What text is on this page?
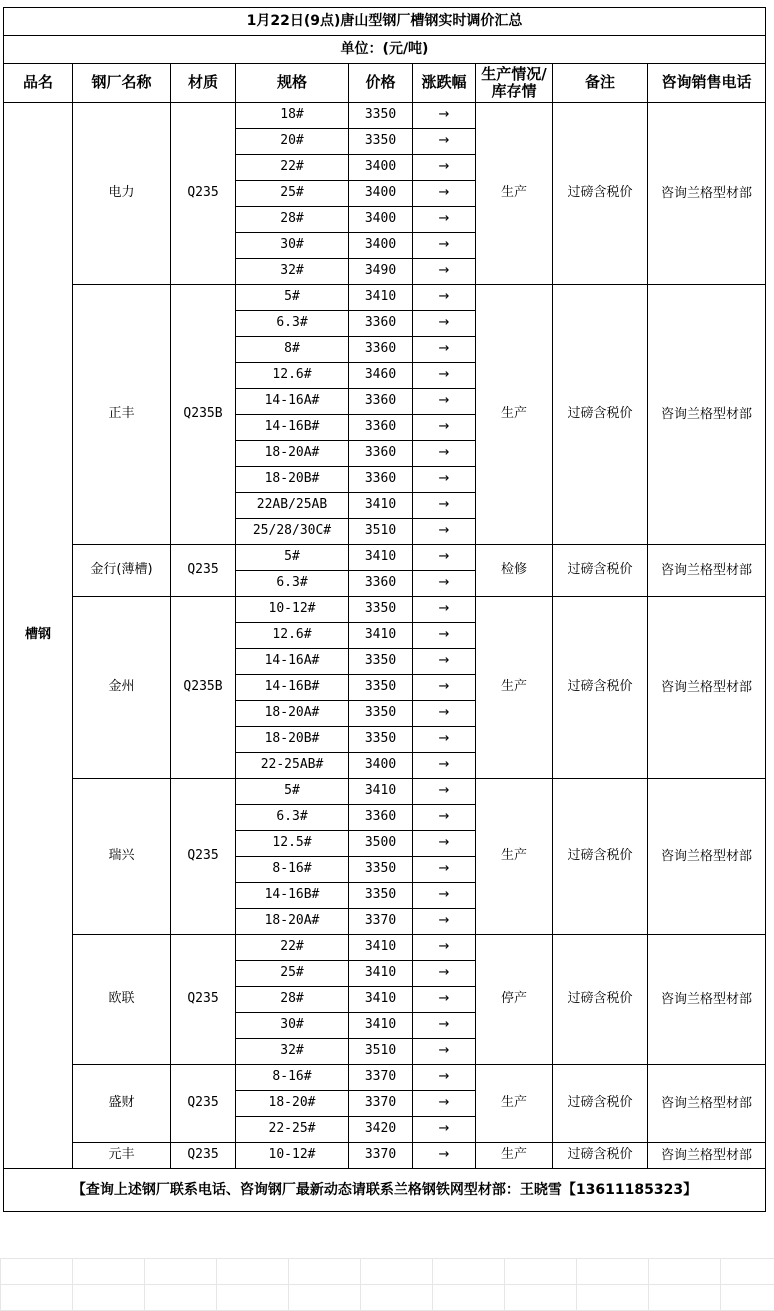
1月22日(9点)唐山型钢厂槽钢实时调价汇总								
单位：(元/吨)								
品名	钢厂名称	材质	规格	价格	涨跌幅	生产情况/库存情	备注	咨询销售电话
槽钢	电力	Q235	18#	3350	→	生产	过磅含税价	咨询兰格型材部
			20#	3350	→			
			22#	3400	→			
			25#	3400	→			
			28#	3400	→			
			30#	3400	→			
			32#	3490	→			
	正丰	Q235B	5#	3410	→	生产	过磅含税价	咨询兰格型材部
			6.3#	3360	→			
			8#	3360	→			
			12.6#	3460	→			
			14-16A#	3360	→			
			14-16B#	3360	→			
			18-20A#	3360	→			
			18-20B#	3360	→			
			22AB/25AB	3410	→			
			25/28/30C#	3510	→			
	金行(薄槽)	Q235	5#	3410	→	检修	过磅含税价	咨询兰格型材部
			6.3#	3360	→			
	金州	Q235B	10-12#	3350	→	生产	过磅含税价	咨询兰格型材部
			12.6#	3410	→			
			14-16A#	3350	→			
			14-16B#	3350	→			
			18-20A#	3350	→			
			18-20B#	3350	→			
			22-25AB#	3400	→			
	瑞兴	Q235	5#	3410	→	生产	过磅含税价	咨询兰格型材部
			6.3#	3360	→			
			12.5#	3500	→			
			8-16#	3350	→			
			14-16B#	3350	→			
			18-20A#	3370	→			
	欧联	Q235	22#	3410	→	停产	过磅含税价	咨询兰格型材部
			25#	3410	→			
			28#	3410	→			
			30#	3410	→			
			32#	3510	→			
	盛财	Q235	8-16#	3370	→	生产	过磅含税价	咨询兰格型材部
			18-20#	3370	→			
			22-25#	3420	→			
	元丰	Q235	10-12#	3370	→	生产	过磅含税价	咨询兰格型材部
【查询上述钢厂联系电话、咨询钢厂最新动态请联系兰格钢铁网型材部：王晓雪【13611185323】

◆ ◆ ◆

**SET EXERCISE:** Pictures in the records above should not be copied. Repeat everything else exactly.

**WRITTEN RESPONSE:**
What text is on this page?
1月22日(9点)唐山型钢厂槽钢实时调价汇总								
单位：(元/吨)								
品名	钢厂名称	材质	规格	价格	涨跌幅	生产情况/库存情	备注	咨询销售电话
槽钢	电力	Q235	18#	3350	→	生产	过磅含税价	咨询兰格型材部
			20#	3350	→			
			22#	3400	→			
			25#	3400	→			
			28#	3400	→			
			30#	3400	→			
			32#	3490	→			
	正丰	Q235B	5#	3410	→	生产	过磅含税价	咨询兰格型材部
			6.3#	3360	→			
			8#	3360	→			
			12.6#	3460	→			
			14-16A#	3360	→			
			14-16B#	3360	→			
			18-20A#	3360	→			
			18-20B#	3360	→			
			22AB/25AB	3410	→			
			25/28/30C#	3510	→			
	金行(薄槽)	Q235	5#	3410	→	检修	过磅含税价	咨询兰格型材部
			6.3#	3360	→			
	金州	Q235B	10-12#	3350	→	生产	过磅含税价	咨询兰格型材部
			12.6#	3410	→			
			14-16A#	3350	→			
			14-16B#	3350	→			
			18-20A#	3350	→			
			18-20B#	3350	→			
			22-25AB#	3400	→			
	瑞兴	Q235	5#	3410	→	生产	过磅含税价	咨询兰格型材部
			6.3#	3360	→			
			12.5#	3500	→			
			8-16#	3350	→			
			14-16B#	3350	→			
			18-20A#	3370	→			
	欧联	Q235	22#	3410	→	停产	过磅含税价	咨询兰格型材部
			25#	3410	→			
			28#	3410	→			
			30#	3410	→			
			32#	3510	→			
	盛财	Q235	8-16#	3370	→	生产	过磅含税价	咨询兰格型材部
			18-20#	3370	→			
			22-25#	3420	→			
	元丰	Q235	10-12#	3370	→	生产	过磅含税价	咨询兰格型材部
【查询上述钢厂联系电话、咨询钢厂最新动态请联系兰格钢铁网型材部：王晓雪【13611185323】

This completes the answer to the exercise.